> **Aim of the task**
Restate the whole of the material. Keep every word, and drop the pictures.

> **Records to process**
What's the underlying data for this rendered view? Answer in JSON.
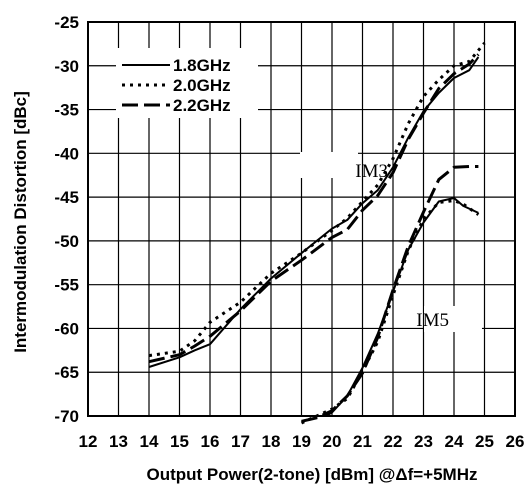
{
  "chart_data": {
    "type": "line",
    "title": "",
    "xlabel": "Output Power(2-tone) [dBm] @Δf=+5MHz",
    "ylabel": "Intermodulation Distortion [dBc]",
    "xlim": [
      12,
      26
    ],
    "ylim": [
      -70,
      -25
    ],
    "xticks": [
      "12",
      "13",
      "14",
      "15",
      "16",
      "17",
      "18",
      "19",
      "20",
      "21",
      "22",
      "23",
      "24",
      "25",
      "26"
    ],
    "yticks": [
      "-25",
      "-30",
      "-35",
      "-40",
      "-45",
      "-50",
      "-55",
      "-60",
      "-65",
      "-70"
    ],
    "grid": true,
    "legend": {
      "placement": "top-left",
      "entries": [
        "1.8GHz",
        "2.0GHz",
        "2.2GHz"
      ]
    },
    "annotations": [
      {
        "text": "IM3",
        "x": 21.3,
        "y": -42.7
      },
      {
        "text": "IM5",
        "x": 23.3,
        "y": -59.7
      }
    ],
    "series": [
      {
        "name": "1.8GHz",
        "group": "IM3",
        "style": "solid",
        "x": [
          14,
          15,
          15.5,
          16,
          17,
          18,
          19,
          20,
          20.5,
          21,
          21.5,
          22,
          22.5,
          23,
          23.5,
          24,
          24.5,
          24.8
        ],
        "y": [
          -64.4,
          -63.3,
          -62.5,
          -61.8,
          -57.8,
          -54.3,
          -51.4,
          -48.6,
          -47.6,
          -45.7,
          -44.2,
          -41.6,
          -38.2,
          -35.2,
          -33.1,
          -31.4,
          -30.5,
          -29.0
        ]
      },
      {
        "name": "2.0GHz",
        "group": "IM3",
        "style": "dotted",
        "x": [
          14,
          15,
          15.5,
          16,
          17,
          18,
          19,
          20,
          20.5,
          21,
          21.5,
          22,
          22.5,
          23,
          23.5,
          24,
          24.5,
          25
        ],
        "y": [
          -63.1,
          -62.6,
          -61.4,
          -59.3,
          -57.0,
          -53.7,
          -51.4,
          -48.8,
          -47.4,
          -45.5,
          -43.6,
          -40.6,
          -36.6,
          -33.5,
          -31.6,
          -30.0,
          -29.5,
          -27.4
        ]
      },
      {
        "name": "2.2GHz",
        "group": "IM3",
        "style": "dashed",
        "x": [
          14,
          15,
          15.5,
          16,
          17,
          18,
          19,
          20,
          20.5,
          21,
          21.5,
          22,
          22.5,
          23,
          23.5,
          24,
          24.5,
          24.8
        ],
        "y": [
          -63.8,
          -63.0,
          -62.0,
          -60.9,
          -58.0,
          -54.6,
          -52.2,
          -49.6,
          -48.7,
          -46.5,
          -44.8,
          -42.2,
          -38.4,
          -35.4,
          -32.6,
          -30.9,
          -29.8,
          -28.7
        ]
      },
      {
        "name": "1.8GHz",
        "group": "IM5",
        "style": "solid",
        "x": [
          19.8,
          20,
          20.5,
          21,
          21.5,
          22,
          22.5,
          23,
          23.5,
          24,
          24.3,
          24.8
        ],
        "y": [
          -70.0,
          -69.6,
          -67.7,
          -64.5,
          -60.6,
          -55.8,
          -51.0,
          -47.9,
          -45.5,
          -45.1,
          -46.0,
          -46.8
        ]
      },
      {
        "name": "2.0GHz",
        "group": "IM5",
        "style": "dotted",
        "x": [
          19,
          19.5,
          20,
          20.5,
          21,
          21.5,
          22,
          22.5,
          23,
          23.5,
          24,
          24.3,
          24.8
        ],
        "y": [
          -70.8,
          -70.0,
          -69.2,
          -68.0,
          -64.9,
          -61.5,
          -56.2,
          -51.1,
          -47.5,
          -45.6,
          -45.4,
          -45.8,
          -47.0
        ]
      },
      {
        "name": "2.2GHz",
        "group": "IM5",
        "style": "dashed",
        "x": [
          19,
          19.5,
          20,
          20.5,
          21,
          21.5,
          22,
          22.5,
          23,
          23.5,
          24,
          24.5,
          24.8
        ],
        "y": [
          -70.6,
          -70.2,
          -69.4,
          -67.7,
          -65.1,
          -61.0,
          -55.6,
          -50.6,
          -46.7,
          -43.0,
          -41.6,
          -41.5,
          -41.5
        ]
      }
    ]
  }
}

> **Solution for this task**
What's the underlying data for this rendered view? Answer in JSON.
{
  "chart_data": {
    "type": "line",
    "title": "",
    "xlabel": "Output Power(2-tone) [dBm] @Δf=+5MHz",
    "ylabel": "Intermodulation Distortion [dBc]",
    "xlim": [
      12,
      26
    ],
    "ylim": [
      -70,
      -25
    ],
    "xticks": [
      "12",
      "13",
      "14",
      "15",
      "16",
      "17",
      "18",
      "19",
      "20",
      "21",
      "22",
      "23",
      "24",
      "25",
      "26"
    ],
    "yticks": [
      "-25",
      "-30",
      "-35",
      "-40",
      "-45",
      "-50",
      "-55",
      "-60",
      "-65",
      "-70"
    ],
    "grid": true,
    "legend": {
      "placement": "top-left",
      "entries": [
        "1.8GHz",
        "2.0GHz",
        "2.2GHz"
      ]
    },
    "annotations": [
      {
        "text": "IM3",
        "x": 21.3,
        "y": -42.7
      },
      {
        "text": "IM5",
        "x": 23.3,
        "y": -59.7
      }
    ],
    "series": [
      {
        "name": "1.8GHz",
        "group": "IM3",
        "style": "solid",
        "x": [
          14,
          15,
          15.5,
          16,
          17,
          18,
          19,
          20,
          20.5,
          21,
          21.5,
          22,
          22.5,
          23,
          23.5,
          24,
          24.5,
          24.8
        ],
        "y": [
          -64.4,
          -63.3,
          -62.5,
          -61.8,
          -57.8,
          -54.3,
          -51.4,
          -48.6,
          -47.6,
          -45.7,
          -44.2,
          -41.6,
          -38.2,
          -35.2,
          -33.1,
          -31.4,
          -30.5,
          -29.0
        ]
      },
      {
        "name": "2.0GHz",
        "group": "IM3",
        "style": "dotted",
        "x": [
          14,
          15,
          15.5,
          16,
          17,
          18,
          19,
          20,
          20.5,
          21,
          21.5,
          22,
          22.5,
          23,
          23.5,
          24,
          24.5,
          25
        ],
        "y": [
          -63.1,
          -62.6,
          -61.4,
          -59.3,
          -57.0,
          -53.7,
          -51.4,
          -48.8,
          -47.4,
          -45.5,
          -43.6,
          -40.6,
          -36.6,
          -33.5,
          -31.6,
          -30.0,
          -29.5,
          -27.4
        ]
      },
      {
        "name": "2.2GHz",
        "group": "IM3",
        "style": "dashed",
        "x": [
          14,
          15,
          15.5,
          16,
          17,
          18,
          19,
          20,
          20.5,
          21,
          21.5,
          22,
          22.5,
          23,
          23.5,
          24,
          24.5,
          24.8
        ],
        "y": [
          -63.8,
          -63.0,
          -62.0,
          -60.9,
          -58.0,
          -54.6,
          -52.2,
          -49.6,
          -48.7,
          -46.5,
          -44.8,
          -42.2,
          -38.4,
          -35.4,
          -32.6,
          -30.9,
          -29.8,
          -28.7
        ]
      },
      {
        "name": "1.8GHz",
        "group": "IM5",
        "style": "solid",
        "x": [
          19.8,
          20,
          20.5,
          21,
          21.5,
          22,
          22.5,
          23,
          23.5,
          24,
          24.3,
          24.8
        ],
        "y": [
          -70.0,
          -69.6,
          -67.7,
          -64.5,
          -60.6,
          -55.8,
          -51.0,
          -47.9,
          -45.5,
          -45.1,
          -46.0,
          -46.8
        ]
      },
      {
        "name": "2.0GHz",
        "group": "IM5",
        "style": "dotted",
        "x": [
          19,
          19.5,
          20,
          20.5,
          21,
          21.5,
          22,
          22.5,
          23,
          23.5,
          24,
          24.3,
          24.8
        ],
        "y": [
          -70.8,
          -70.0,
          -69.2,
          -68.0,
          -64.9,
          -61.5,
          -56.2,
          -51.1,
          -47.5,
          -45.6,
          -45.4,
          -45.8,
          -47.0
        ]
      },
      {
        "name": "2.2GHz",
        "group": "IM5",
        "style": "dashed",
        "x": [
          19,
          19.5,
          20,
          20.5,
          21,
          21.5,
          22,
          22.5,
          23,
          23.5,
          24,
          24.5,
          24.8
        ],
        "y": [
          -70.6,
          -70.2,
          -69.4,
          -67.7,
          -65.1,
          -61.0,
          -55.6,
          -50.6,
          -46.7,
          -43.0,
          -41.6,
          -41.5,
          -41.5
        ]
      }
    ]
  }
}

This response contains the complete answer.